WHAT THIS TASK INVOLVES
Output the material below in its entirety, exactly as given.

RECORDS SHOWN
[Start]

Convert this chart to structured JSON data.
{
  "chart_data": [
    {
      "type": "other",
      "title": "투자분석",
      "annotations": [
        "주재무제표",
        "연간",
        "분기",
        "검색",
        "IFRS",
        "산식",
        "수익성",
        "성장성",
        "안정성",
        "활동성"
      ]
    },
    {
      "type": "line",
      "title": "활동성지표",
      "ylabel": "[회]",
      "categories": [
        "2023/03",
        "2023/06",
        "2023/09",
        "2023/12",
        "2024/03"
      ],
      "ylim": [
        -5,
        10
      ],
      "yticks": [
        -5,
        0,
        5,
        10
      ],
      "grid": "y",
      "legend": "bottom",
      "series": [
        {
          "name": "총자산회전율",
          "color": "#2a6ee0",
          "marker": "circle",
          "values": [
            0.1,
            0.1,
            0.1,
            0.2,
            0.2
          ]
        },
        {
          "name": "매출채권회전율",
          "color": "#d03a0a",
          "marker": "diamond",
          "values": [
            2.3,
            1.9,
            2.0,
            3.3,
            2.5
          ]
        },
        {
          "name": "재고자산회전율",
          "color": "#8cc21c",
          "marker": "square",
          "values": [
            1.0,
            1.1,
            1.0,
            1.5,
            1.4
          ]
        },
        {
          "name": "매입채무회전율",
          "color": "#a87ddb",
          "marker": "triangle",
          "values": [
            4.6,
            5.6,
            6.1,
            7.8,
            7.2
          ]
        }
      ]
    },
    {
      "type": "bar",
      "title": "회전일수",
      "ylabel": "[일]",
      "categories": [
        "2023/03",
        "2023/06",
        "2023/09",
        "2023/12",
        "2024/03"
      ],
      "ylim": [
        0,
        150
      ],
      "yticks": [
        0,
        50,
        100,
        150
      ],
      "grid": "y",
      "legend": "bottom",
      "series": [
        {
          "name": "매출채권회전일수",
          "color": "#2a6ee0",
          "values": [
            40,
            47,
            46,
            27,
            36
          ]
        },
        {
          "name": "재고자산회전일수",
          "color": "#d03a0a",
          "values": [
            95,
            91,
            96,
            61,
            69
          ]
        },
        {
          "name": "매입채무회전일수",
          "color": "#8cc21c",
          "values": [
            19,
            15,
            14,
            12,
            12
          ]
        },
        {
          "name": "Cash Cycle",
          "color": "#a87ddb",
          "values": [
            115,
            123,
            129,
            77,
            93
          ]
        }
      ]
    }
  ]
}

[End]

RESPONSE
Convert this chart to structured JSON data.
{
  "chart_data": [
    {
      "type": "other",
      "title": "투자분석",
      "annotations": [
        "주재무제표",
        "연간",
        "분기",
        "검색",
        "IFRS",
        "산식",
        "수익성",
        "성장성",
        "안정성",
        "활동성"
      ]
    },
    {
      "type": "line",
      "title": "활동성지표",
      "ylabel": "[회]",
      "categories": [
        "2023/03",
        "2023/06",
        "2023/09",
        "2023/12",
        "2024/03"
      ],
      "ylim": [
        -5,
        10
      ],
      "yticks": [
        -5,
        0,
        5,
        10
      ],
      "grid": "y",
      "legend": "bottom",
      "series": [
        {
          "name": "총자산회전율",
          "color": "#2a6ee0",
          "marker": "circle",
          "values": [
            0.1,
            0.1,
            0.1,
            0.2,
            0.2
          ]
        },
        {
          "name": "매출채권회전율",
          "color": "#d03a0a",
          "marker": "diamond",
          "values": [
            2.3,
            1.9,
            2.0,
            3.3,
            2.5
          ]
        },
        {
          "name": "재고자산회전율",
          "color": "#8cc21c",
          "marker": "square",
          "values": [
            1.0,
            1.1,
            1.0,
            1.5,
            1.4
          ]
        },
        {
          "name": "매입채무회전율",
          "color": "#a87ddb",
          "marker": "triangle",
          "values": [
            4.6,
            5.6,
            6.1,
            7.8,
            7.2
          ]
        }
      ]
    },
    {
      "type": "bar",
      "title": "회전일수",
      "ylabel": "[일]",
      "categories": [
        "2023/03",
        "2023/06",
        "2023/09",
        "2023/12",
        "2024/03"
      ],
      "ylim": [
        0,
        150
      ],
      "yticks": [
        0,
        50,
        100,
        150
      ],
      "grid": "y",
      "legend": "bottom",
      "series": [
        {
          "name": "매출채권회전일수",
          "color": "#2a6ee0",
          "values": [
            40,
            47,
            46,
            27,
            36
          ]
        },
        {
          "name": "재고자산회전일수",
          "color": "#d03a0a",
          "values": [
            95,
            91,
            96,
            61,
            69
          ]
        },
        {
          "name": "매입채무회전일수",
          "color": "#8cc21c",
          "values": [
            19,
            15,
            14,
            12,
            12
          ]
        },
        {
          "name": "Cash Cycle",
          "color": "#a87ddb",
          "values": [
            115,
            123,
            129,
            77,
            93
          ]
        }
      ]
    }
  ]
}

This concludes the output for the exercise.